- Written instruction
Print the entries in full, word for word, but not the pictures.

- Material
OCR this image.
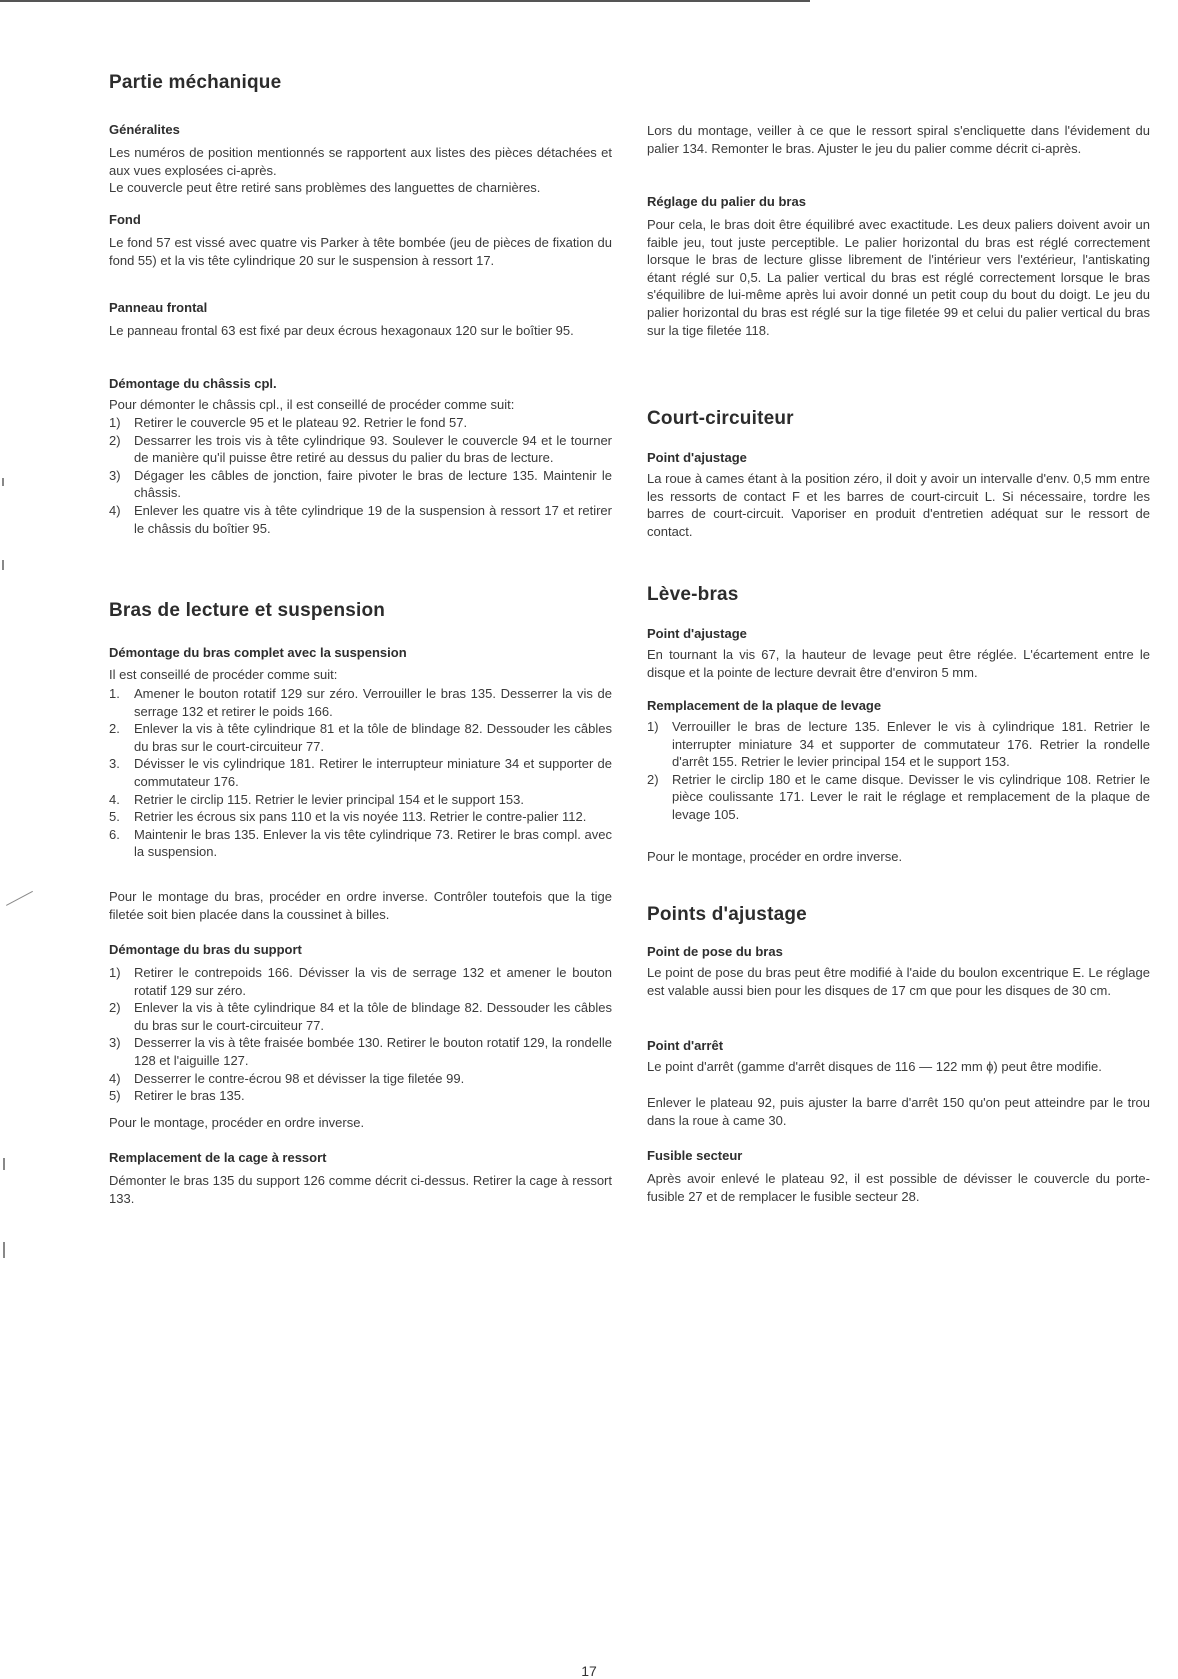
Partie méchanique
Généralites

Les numéros de position mentionnés se rapportent aux listes des pièces détachées et aux vues explosées ci-après.

Le couvercle peut être retiré sans problèmes des languettes de charnières.

Fond

Le fond 57 est vissé avec quatre vis Parker à tête bombée (jeu de pièces de fixation du fond 55) et la vis tête cylindrique 20 sur le suspension à ressort 17.

Panneau frontal

Le panneau frontal 63 est fixé par deux écrous hexagonaux 120 sur le boîtier 95.

Démontage du châssis cpl.

Pour démonter le châssis cpl., il est conseillé de procéder comme suit:

1) Retirer le couvercle 95 et le plateau 92. Retrier le fond 57.
2) Dessarrer les trois vis à tête cylindrique 93. Soulever le couvercle 94 et le tourner de manière qu'il puisse être retiré au dessus du palier du bras de lecture.
3) Dégager les câbles de jonction, faire pivoter le bras de lecture 135. Maintenir le châssis.
4) Enlever les quatre vis à tête cylindrique 19 de la suspension à ressort 17 et retirer le châssis du boîtier 95.
Bras de lecture et suspension
Démontage du bras complet avec la suspension

Il est conseillé de procéder comme suit:

1. Amener le bouton rotatif 129 sur zéro. Verrouiller le bras 135. Desserrer la vis de serrage 132 et retirer le poids 166.
2. Enlever la vis à tête cylindrique 81 et la tôle de blindage 82. Dessouder les câbles du bras sur le court-circuiteur 77.
3. Dévisser le vis cylindrique 181. Retirer le interrupteur miniature 34 et supporter de commutateur 176.
4. Retrier le circlip 115. Retrier le levier principal 154 et le support 153.
5. Retrier les écrous six pans 110 et la vis noyée 113. Retrier le contre-palier 112.
6. Maintenir le bras 135. Enlever la vis tête cylindrique 73. Retirer le bras compl. avec la suspension.

Pour le montage du bras, procéder en ordre inverse. Contrôler toutefois que la tige filetée soit bien placée dans la coussinet à billes.

Démontage du bras du support
1) Retirer le contrepoids 166. Dévisser la vis de serrage 132 et amener le bouton rotatif 129 sur zéro.
2) Enlever la vis à tête cylindrique 84 et la tôle de blindage 82. Dessouder les câbles du bras sur le court-circuiteur 77.
3) Desserrer la vis à tête fraisée bombée 130. Retirer le bouton rotatif 129, la rondelle 128 et l'aiguille 127.
4) Desserrer le contre-écrou 98 et dévisser la tige filetée 99.
5) Retirer le bras 135.

Pour le montage, procéder en ordre inverse.

Remplacement de la cage à ressort

Démonter le bras 135 du support 126 comme décrit ci-dessus. Retirer la cage à ressort 133.

Lors du montage, veiller à ce que le ressort spiral s'encliquette dans l'évidement du palier 134. Remonter le bras. Ajuster le jeu du palier comme décrit ci-après.

Réglage du palier du bras

Pour cela, le bras doit être équilibré avec exactitude. Les deux paliers doivent avoir un faible jeu, tout juste perceptible. Le palier horizontal du bras est réglé correctement lorsque le bras de lecture glisse librement de l'intérieur vers l'extérieur, l'antiskating étant réglé sur 0,5. La palier vertical du bras est réglé correctement lorsque le bras s'équilibre de lui-même après lui avoir donné un petit coup du bout du doigt. Le jeu du palier horizontal du bras est réglé sur la tige filetée 99 et celui du palier vertical du bras sur la tige filetée 118.

Court-circuiteur
Point d'ajustage

La roue à cames étant à la position zéro, il doit y avoir un intervalle d'env. 0,5 mm entre les ressorts de contact F et les barres de court-circuit L. Si nécessaire, tordre les barres de court-circuit. Vaporiser en produit d'entretien adéquat sur le ressort de contact.

Lève-bras
Point d'ajustage

En tournant la vis 67, la hauteur de levage peut être réglée. L'écartement entre le disque et la pointe de lecture devrait être d'environ 5 mm.

Remplacement de la plaque de levage
1) Verrouiller le bras de lecture 135. Enlever le vis à cylindrique 181. Retrier le interrupter miniature 34 et supporter de commutateur 176. Retrier la rondelle d'arrêt 155. Retrier le levier principal 154 et le support 153.
2) Retrier le circlip 180 et le came disque. Devisser le vis cylindrique 108. Retrier le pièce coulissante 171. Lever le rait le réglage et remplacement de la plaque de levage 105.

Pour le montage, procéder en ordre inverse.

Points d'ajustage
Point de pose du bras

Le point de pose du bras peut être modifié à l'aide du boulon excentrique E. Le réglage est valable aussi bien pour les disques de 17 cm que pour les disques de 30 cm.

Point d'arrêt

Le point d'arrêt (gamme d'arrêt disques de 116 — 122 mm ɸ) peut être modifie.

Enlever le plateau 92, puis ajuster la barre d'arrêt 150 qu'on peut atteindre par le trou dans la roue à came 30.

Fusible secteur

Après avoir enlevé le plateau 92, il est possible de dévisser le couvercle du porte-fusible 27 et de remplacer le fusible secteur 28.

17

- Reply to the task
OCR this image.
Partie méchanique
Généralites

Les numéros de position mentionnés se rapportent aux listes des pièces détachées et aux vues explosées ci-après.

Le couvercle peut être retiré sans problèmes des languettes de charnières.

Fond

Le fond 57 est vissé avec quatre vis Parker à tête bombée (jeu de pièces de fixation du fond 55) et la vis tête cylindrique 20 sur le suspension à ressort 17.

Panneau frontal

Le panneau frontal 63 est fixé par deux écrous hexagonaux 120 sur le boîtier 95.

Démontage du châssis cpl.

Pour démonter le châssis cpl., il est conseillé de procéder comme suit:

1) Retirer le couvercle 95 et le plateau 92. Retrier le fond 57.
2) Dessarrer les trois vis à tête cylindrique 93. Soulever le couvercle 94 et le tourner de manière qu'il puisse être retiré au dessus du palier du bras de lecture.
3) Dégager les câbles de jonction, faire pivoter le bras de lecture 135. Maintenir le châssis.
4) Enlever les quatre vis à tête cylindrique 19 de la suspension à ressort 17 et retirer le châssis du boîtier 95.
Bras de lecture et suspension
Démontage du bras complet avec la suspension

Il est conseillé de procéder comme suit:

1. Amener le bouton rotatif 129 sur zéro. Verrouiller le bras 135. Desserrer la vis de serrage 132 et retirer le poids 166.
2. Enlever la vis à tête cylindrique 81 et la tôle de blindage 82. Dessouder les câbles du bras sur le court-circuiteur 77.
3. Dévisser le vis cylindrique 181. Retirer le interrupteur miniature 34 et supporter de commutateur 176.
4. Retrier le circlip 115. Retrier le levier principal 154 et le support 153.
5. Retrier les écrous six pans 110 et la vis noyée 113. Retrier le contre-palier 112.
6. Maintenir le bras 135. Enlever la vis tête cylindrique 73. Retirer le bras compl. avec la suspension.

Pour le montage du bras, procéder en ordre inverse. Contrôler toutefois que la tige filetée soit bien placée dans la coussinet à billes.

Démontage du bras du support
1) Retirer le contrepoids 166. Dévisser la vis de serrage 132 et amener le bouton rotatif 129 sur zéro.
2) Enlever la vis à tête cylindrique 84 et la tôle de blindage 82. Dessouder les câbles du bras sur le court-circuiteur 77.
3) Desserrer la vis à tête fraisée bombée 130. Retirer le bouton rotatif 129, la rondelle 128 et l'aiguille 127.
4) Desserrer le contre-écrou 98 et dévisser la tige filetée 99.
5) Retirer le bras 135.

Pour le montage, procéder en ordre inverse.

Remplacement de la cage à ressort

Démonter le bras 135 du support 126 comme décrit ci-dessus. Retirer la cage à ressort 133.

Lors du montage, veiller à ce que le ressort spiral s'encliquette dans l'évidement du palier 134. Remonter le bras. Ajuster le jeu du palier comme décrit ci-après.

Réglage du palier du bras

Pour cela, le bras doit être équilibré avec exactitude. Les deux paliers doivent avoir un faible jeu, tout juste perceptible. Le palier horizontal du bras est réglé correctement lorsque le bras de lecture glisse librement de l'intérieur vers l'extérieur, l'antiskating étant réglé sur 0,5. La palier vertical du bras est réglé correctement lorsque le bras s'équilibre de lui-même après lui avoir donné un petit coup du bout du doigt. Le jeu du palier horizontal du bras est réglé sur la tige filetée 99 et celui du palier vertical du bras sur la tige filetée 118.

Court-circuiteur
Point d'ajustage

La roue à cames étant à la position zéro, il doit y avoir un intervalle d'env. 0,5 mm entre les ressorts de contact F et les barres de court-circuit L. Si nécessaire, tordre les barres de court-circuit. Vaporiser en produit d'entretien adéquat sur le ressort de contact.

Lève-bras
Point d'ajustage

En tournant la vis 67, la hauteur de levage peut être réglée. L'écartement entre le disque et la pointe de lecture devrait être d'environ 5 mm.

Remplacement de la plaque de levage
1) Verrouiller le bras de lecture 135. Enlever le vis à cylindrique 181. Retrier le interrupter miniature 34 et supporter de commutateur 176. Retrier la rondelle d'arrêt 155. Retrier le levier principal 154 et le support 153.
2) Retrier le circlip 180 et le came disque. Devisser le vis cylindrique 108. Retrier le pièce coulissante 171. Lever le rait le réglage et remplacement de la plaque de levage 105.

Pour le montage, procéder en ordre inverse.

Points d'ajustage
Point de pose du bras

Le point de pose du bras peut être modifié à l'aide du boulon excentrique E. Le réglage est valable aussi bien pour les disques de 17 cm que pour les disques de 30 cm.

Point d'arrêt

Le point d'arrêt (gamme d'arrêt disques de 116 — 122 mm ɸ) peut être modifie.

Enlever le plateau 92, puis ajuster la barre d'arrêt 150 qu'on peut atteindre par le trou dans la roue à came 30.

Fusible secteur

Après avoir enlevé le plateau 92, il est possible de dévisser le couvercle du porte-fusible 27 et de remplacer le fusible secteur 28.

17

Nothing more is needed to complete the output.